___ Raw data
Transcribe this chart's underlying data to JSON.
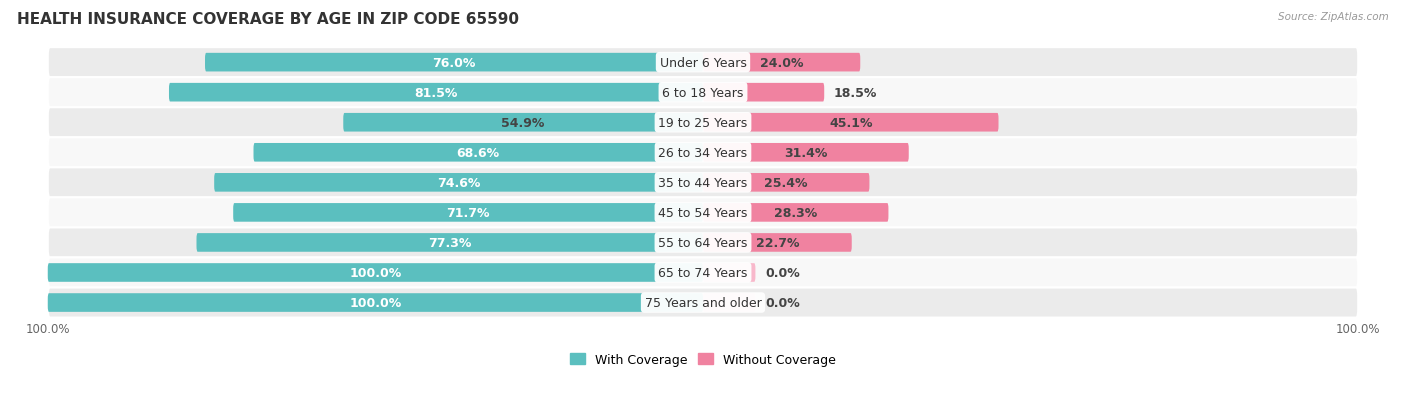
{
  "title": "HEALTH INSURANCE COVERAGE BY AGE IN ZIP CODE 65590",
  "source": "Source: ZipAtlas.com",
  "categories": [
    "Under 6 Years",
    "6 to 18 Years",
    "19 to 25 Years",
    "26 to 34 Years",
    "35 to 44 Years",
    "45 to 54 Years",
    "55 to 64 Years",
    "65 to 74 Years",
    "75 Years and older"
  ],
  "with_coverage": [
    76.0,
    81.5,
    54.9,
    68.6,
    74.6,
    71.7,
    77.3,
    100.0,
    100.0
  ],
  "without_coverage": [
    24.0,
    18.5,
    45.1,
    31.4,
    25.4,
    28.3,
    22.7,
    0.0,
    0.0
  ],
  "color_with": "#5BBFBF",
  "color_without": "#F082A0",
  "color_with_light": "#A8DEDE",
  "color_without_light": "#F8B8CB",
  "color_row_bg_odd": "#EBEBEB",
  "color_row_bg_even": "#F8F8F8",
  "bar_height": 0.62,
  "label_fontsize": 9.0,
  "title_fontsize": 11,
  "axis_label_fontsize": 8.5,
  "cat_fontsize": 9.0,
  "white_text_threshold": 65
}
______
_Problem details:_ Reproduce every line above as written, skipping pictures.

_Exercise response:_
Transcribe this chart's underlying data to JSON.
{
  "title": "HEALTH INSURANCE COVERAGE BY AGE IN ZIP CODE 65590",
  "source": "Source: ZipAtlas.com",
  "categories": [
    "Under 6 Years",
    "6 to 18 Years",
    "19 to 25 Years",
    "26 to 34 Years",
    "35 to 44 Years",
    "45 to 54 Years",
    "55 to 64 Years",
    "65 to 74 Years",
    "75 Years and older"
  ],
  "with_coverage": [
    76.0,
    81.5,
    54.9,
    68.6,
    74.6,
    71.7,
    77.3,
    100.0,
    100.0
  ],
  "without_coverage": [
    24.0,
    18.5,
    45.1,
    31.4,
    25.4,
    28.3,
    22.7,
    0.0,
    0.0
  ],
  "color_with": "#5BBFBF",
  "color_without": "#F082A0",
  "color_with_light": "#A8DEDE",
  "color_without_light": "#F8B8CB",
  "color_row_bg_odd": "#EBEBEB",
  "color_row_bg_even": "#F8F8F8",
  "bar_height": 0.62,
  "label_fontsize": 9.0,
  "title_fontsize": 11,
  "axis_label_fontsize": 8.5,
  "cat_fontsize": 9.0,
  "white_text_threshold": 65
}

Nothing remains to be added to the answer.